RECORDS FOR THIS TASK:
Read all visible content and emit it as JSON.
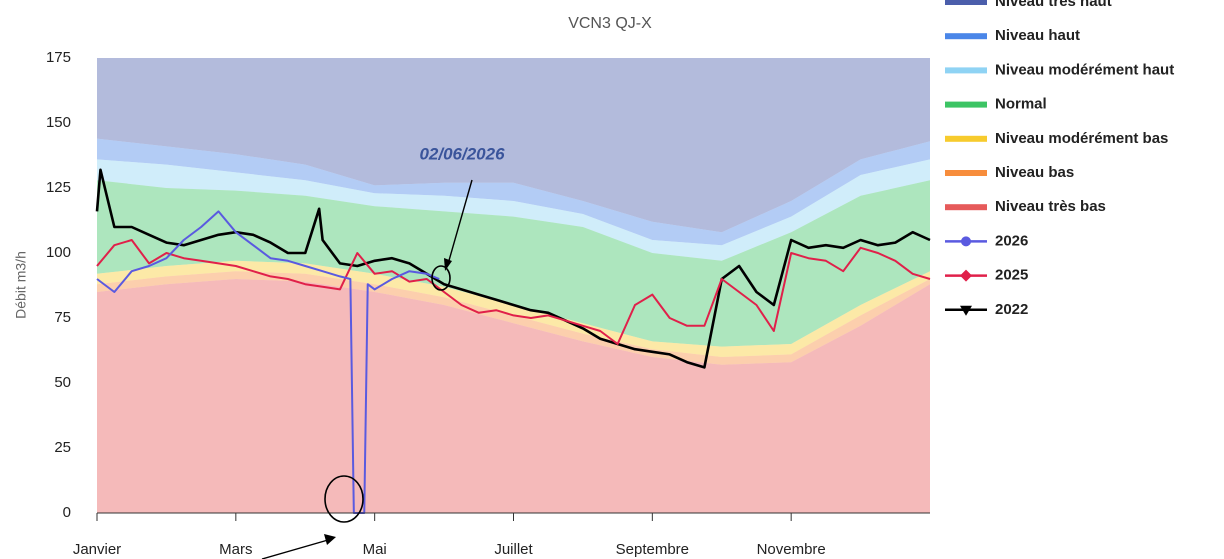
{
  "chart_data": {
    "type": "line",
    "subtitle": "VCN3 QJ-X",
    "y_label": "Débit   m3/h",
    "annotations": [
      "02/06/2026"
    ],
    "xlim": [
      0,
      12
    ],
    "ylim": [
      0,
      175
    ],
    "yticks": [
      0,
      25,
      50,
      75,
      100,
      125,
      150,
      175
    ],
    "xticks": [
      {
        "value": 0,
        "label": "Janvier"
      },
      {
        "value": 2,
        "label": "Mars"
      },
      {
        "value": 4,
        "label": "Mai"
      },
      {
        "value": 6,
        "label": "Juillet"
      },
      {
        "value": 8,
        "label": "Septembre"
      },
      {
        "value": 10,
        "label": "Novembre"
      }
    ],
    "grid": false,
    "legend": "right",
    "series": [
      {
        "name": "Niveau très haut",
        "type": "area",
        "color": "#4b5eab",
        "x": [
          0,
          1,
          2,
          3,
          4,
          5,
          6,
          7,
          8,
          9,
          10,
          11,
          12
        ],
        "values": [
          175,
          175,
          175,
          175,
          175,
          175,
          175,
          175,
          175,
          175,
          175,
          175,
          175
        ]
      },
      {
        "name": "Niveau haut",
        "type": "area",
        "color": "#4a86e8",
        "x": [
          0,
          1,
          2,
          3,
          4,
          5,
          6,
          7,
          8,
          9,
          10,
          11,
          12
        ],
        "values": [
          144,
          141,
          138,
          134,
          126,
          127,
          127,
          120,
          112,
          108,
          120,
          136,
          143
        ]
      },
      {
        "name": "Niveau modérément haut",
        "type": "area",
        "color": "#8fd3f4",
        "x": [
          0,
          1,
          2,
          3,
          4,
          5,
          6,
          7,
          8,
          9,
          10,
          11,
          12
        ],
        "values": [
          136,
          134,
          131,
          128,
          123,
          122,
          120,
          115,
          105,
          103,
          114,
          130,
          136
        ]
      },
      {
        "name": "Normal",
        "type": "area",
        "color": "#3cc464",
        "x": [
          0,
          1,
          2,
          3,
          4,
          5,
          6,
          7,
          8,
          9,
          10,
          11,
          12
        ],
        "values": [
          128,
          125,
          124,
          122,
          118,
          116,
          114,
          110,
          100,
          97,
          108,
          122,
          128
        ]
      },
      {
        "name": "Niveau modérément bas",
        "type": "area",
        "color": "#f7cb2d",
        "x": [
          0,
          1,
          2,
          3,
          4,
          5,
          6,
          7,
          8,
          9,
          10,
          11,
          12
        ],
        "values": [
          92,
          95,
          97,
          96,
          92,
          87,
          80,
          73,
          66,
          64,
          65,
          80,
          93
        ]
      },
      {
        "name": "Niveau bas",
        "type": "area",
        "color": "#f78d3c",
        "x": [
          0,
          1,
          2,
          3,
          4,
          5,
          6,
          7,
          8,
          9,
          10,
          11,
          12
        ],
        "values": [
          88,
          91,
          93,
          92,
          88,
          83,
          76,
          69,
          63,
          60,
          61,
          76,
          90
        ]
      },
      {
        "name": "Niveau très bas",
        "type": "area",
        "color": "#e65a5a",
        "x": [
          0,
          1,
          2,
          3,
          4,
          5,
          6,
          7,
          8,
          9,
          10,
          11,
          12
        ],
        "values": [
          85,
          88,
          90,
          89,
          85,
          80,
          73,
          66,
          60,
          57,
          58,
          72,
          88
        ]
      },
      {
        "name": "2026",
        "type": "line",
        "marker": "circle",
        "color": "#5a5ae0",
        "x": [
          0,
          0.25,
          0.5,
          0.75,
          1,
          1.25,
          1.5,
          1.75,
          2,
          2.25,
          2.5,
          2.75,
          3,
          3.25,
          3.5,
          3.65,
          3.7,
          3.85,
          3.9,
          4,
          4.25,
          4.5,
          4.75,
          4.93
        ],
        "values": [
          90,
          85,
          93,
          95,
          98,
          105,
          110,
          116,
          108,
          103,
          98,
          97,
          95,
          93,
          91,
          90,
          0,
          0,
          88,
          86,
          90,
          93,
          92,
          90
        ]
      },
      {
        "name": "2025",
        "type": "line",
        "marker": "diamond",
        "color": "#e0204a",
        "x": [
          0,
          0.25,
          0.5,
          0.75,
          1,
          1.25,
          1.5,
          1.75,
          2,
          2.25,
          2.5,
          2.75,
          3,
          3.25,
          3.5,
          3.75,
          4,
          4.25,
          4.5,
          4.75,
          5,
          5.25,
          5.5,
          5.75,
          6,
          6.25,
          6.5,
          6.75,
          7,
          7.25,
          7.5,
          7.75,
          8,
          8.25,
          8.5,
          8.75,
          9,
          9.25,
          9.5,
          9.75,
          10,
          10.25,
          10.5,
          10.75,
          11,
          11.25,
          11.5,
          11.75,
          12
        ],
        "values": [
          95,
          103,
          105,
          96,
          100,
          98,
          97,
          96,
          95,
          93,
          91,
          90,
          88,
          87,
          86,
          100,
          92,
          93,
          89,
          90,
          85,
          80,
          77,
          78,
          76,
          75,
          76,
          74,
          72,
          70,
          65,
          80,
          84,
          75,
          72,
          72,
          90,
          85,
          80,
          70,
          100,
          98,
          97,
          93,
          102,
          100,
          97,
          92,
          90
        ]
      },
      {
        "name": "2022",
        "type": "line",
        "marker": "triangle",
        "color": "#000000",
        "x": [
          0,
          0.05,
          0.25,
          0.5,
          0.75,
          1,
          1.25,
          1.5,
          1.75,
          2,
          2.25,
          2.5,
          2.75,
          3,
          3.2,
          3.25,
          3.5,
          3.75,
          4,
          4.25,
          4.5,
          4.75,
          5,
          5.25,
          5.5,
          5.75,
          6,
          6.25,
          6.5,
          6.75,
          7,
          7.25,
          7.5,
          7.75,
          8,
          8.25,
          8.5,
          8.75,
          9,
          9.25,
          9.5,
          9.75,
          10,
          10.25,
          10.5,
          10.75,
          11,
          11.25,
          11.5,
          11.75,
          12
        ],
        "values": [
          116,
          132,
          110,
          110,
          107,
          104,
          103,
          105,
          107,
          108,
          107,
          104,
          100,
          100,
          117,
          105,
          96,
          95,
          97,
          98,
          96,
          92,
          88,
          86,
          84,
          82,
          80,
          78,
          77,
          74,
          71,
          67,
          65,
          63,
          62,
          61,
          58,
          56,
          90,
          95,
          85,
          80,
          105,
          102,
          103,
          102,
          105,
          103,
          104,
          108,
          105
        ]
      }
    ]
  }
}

STATED PROBLEM: Quote the records in full and exactly; skip any image.

EXERCISE ANSWER:
Read all visible content and emit it as JSON.
{
  "chart_data": {
    "type": "line",
    "subtitle": "VCN3 QJ-X",
    "y_label": "Débit   m3/h",
    "annotations": [
      "02/06/2026"
    ],
    "xlim": [
      0,
      12
    ],
    "ylim": [
      0,
      175
    ],
    "yticks": [
      0,
      25,
      50,
      75,
      100,
      125,
      150,
      175
    ],
    "xticks": [
      {
        "value": 0,
        "label": "Janvier"
      },
      {
        "value": 2,
        "label": "Mars"
      },
      {
        "value": 4,
        "label": "Mai"
      },
      {
        "value": 6,
        "label": "Juillet"
      },
      {
        "value": 8,
        "label": "Septembre"
      },
      {
        "value": 10,
        "label": "Novembre"
      }
    ],
    "grid": false,
    "legend": "right",
    "series": [
      {
        "name": "Niveau très haut",
        "type": "area",
        "color": "#4b5eab",
        "x": [
          0,
          1,
          2,
          3,
          4,
          5,
          6,
          7,
          8,
          9,
          10,
          11,
          12
        ],
        "values": [
          175,
          175,
          175,
          175,
          175,
          175,
          175,
          175,
          175,
          175,
          175,
          175,
          175
        ]
      },
      {
        "name": "Niveau haut",
        "type": "area",
        "color": "#4a86e8",
        "x": [
          0,
          1,
          2,
          3,
          4,
          5,
          6,
          7,
          8,
          9,
          10,
          11,
          12
        ],
        "values": [
          144,
          141,
          138,
          134,
          126,
          127,
          127,
          120,
          112,
          108,
          120,
          136,
          143
        ]
      },
      {
        "name": "Niveau modérément haut",
        "type": "area",
        "color": "#8fd3f4",
        "x": [
          0,
          1,
          2,
          3,
          4,
          5,
          6,
          7,
          8,
          9,
          10,
          11,
          12
        ],
        "values": [
          136,
          134,
          131,
          128,
          123,
          122,
          120,
          115,
          105,
          103,
          114,
          130,
          136
        ]
      },
      {
        "name": "Normal",
        "type": "area",
        "color": "#3cc464",
        "x": [
          0,
          1,
          2,
          3,
          4,
          5,
          6,
          7,
          8,
          9,
          10,
          11,
          12
        ],
        "values": [
          128,
          125,
          124,
          122,
          118,
          116,
          114,
          110,
          100,
          97,
          108,
          122,
          128
        ]
      },
      {
        "name": "Niveau modérément bas",
        "type": "area",
        "color": "#f7cb2d",
        "x": [
          0,
          1,
          2,
          3,
          4,
          5,
          6,
          7,
          8,
          9,
          10,
          11,
          12
        ],
        "values": [
          92,
          95,
          97,
          96,
          92,
          87,
          80,
          73,
          66,
          64,
          65,
          80,
          93
        ]
      },
      {
        "name": "Niveau bas",
        "type": "area",
        "color": "#f78d3c",
        "x": [
          0,
          1,
          2,
          3,
          4,
          5,
          6,
          7,
          8,
          9,
          10,
          11,
          12
        ],
        "values": [
          88,
          91,
          93,
          92,
          88,
          83,
          76,
          69,
          63,
          60,
          61,
          76,
          90
        ]
      },
      {
        "name": "Niveau très bas",
        "type": "area",
        "color": "#e65a5a",
        "x": [
          0,
          1,
          2,
          3,
          4,
          5,
          6,
          7,
          8,
          9,
          10,
          11,
          12
        ],
        "values": [
          85,
          88,
          90,
          89,
          85,
          80,
          73,
          66,
          60,
          57,
          58,
          72,
          88
        ]
      },
      {
        "name": "2026",
        "type": "line",
        "marker": "circle",
        "color": "#5a5ae0",
        "x": [
          0,
          0.25,
          0.5,
          0.75,
          1,
          1.25,
          1.5,
          1.75,
          2,
          2.25,
          2.5,
          2.75,
          3,
          3.25,
          3.5,
          3.65,
          3.7,
          3.85,
          3.9,
          4,
          4.25,
          4.5,
          4.75,
          4.93
        ],
        "values": [
          90,
          85,
          93,
          95,
          98,
          105,
          110,
          116,
          108,
          103,
          98,
          97,
          95,
          93,
          91,
          90,
          0,
          0,
          88,
          86,
          90,
          93,
          92,
          90
        ]
      },
      {
        "name": "2025",
        "type": "line",
        "marker": "diamond",
        "color": "#e0204a",
        "x": [
          0,
          0.25,
          0.5,
          0.75,
          1,
          1.25,
          1.5,
          1.75,
          2,
          2.25,
          2.5,
          2.75,
          3,
          3.25,
          3.5,
          3.75,
          4,
          4.25,
          4.5,
          4.75,
          5,
          5.25,
          5.5,
          5.75,
          6,
          6.25,
          6.5,
          6.75,
          7,
          7.25,
          7.5,
          7.75,
          8,
          8.25,
          8.5,
          8.75,
          9,
          9.25,
          9.5,
          9.75,
          10,
          10.25,
          10.5,
          10.75,
          11,
          11.25,
          11.5,
          11.75,
          12
        ],
        "values": [
          95,
          103,
          105,
          96,
          100,
          98,
          97,
          96,
          95,
          93,
          91,
          90,
          88,
          87,
          86,
          100,
          92,
          93,
          89,
          90,
          85,
          80,
          77,
          78,
          76,
          75,
          76,
          74,
          72,
          70,
          65,
          80,
          84,
          75,
          72,
          72,
          90,
          85,
          80,
          70,
          100,
          98,
          97,
          93,
          102,
          100,
          97,
          92,
          90
        ]
      },
      {
        "name": "2022",
        "type": "line",
        "marker": "triangle",
        "color": "#000000",
        "x": [
          0,
          0.05,
          0.25,
          0.5,
          0.75,
          1,
          1.25,
          1.5,
          1.75,
          2,
          2.25,
          2.5,
          2.75,
          3,
          3.2,
          3.25,
          3.5,
          3.75,
          4,
          4.25,
          4.5,
          4.75,
          5,
          5.25,
          5.5,
          5.75,
          6,
          6.25,
          6.5,
          6.75,
          7,
          7.25,
          7.5,
          7.75,
          8,
          8.25,
          8.5,
          8.75,
          9,
          9.25,
          9.5,
          9.75,
          10,
          10.25,
          10.5,
          10.75,
          11,
          11.25,
          11.5,
          11.75,
          12
        ],
        "values": [
          116,
          132,
          110,
          110,
          107,
          104,
          103,
          105,
          107,
          108,
          107,
          104,
          100,
          100,
          117,
          105,
          96,
          95,
          97,
          98,
          96,
          92,
          88,
          86,
          84,
          82,
          80,
          78,
          77,
          74,
          71,
          67,
          65,
          63,
          62,
          61,
          58,
          56,
          90,
          95,
          85,
          80,
          105,
          102,
          103,
          102,
          105,
          103,
          104,
          108,
          105
        ]
      }
    ]
  }
}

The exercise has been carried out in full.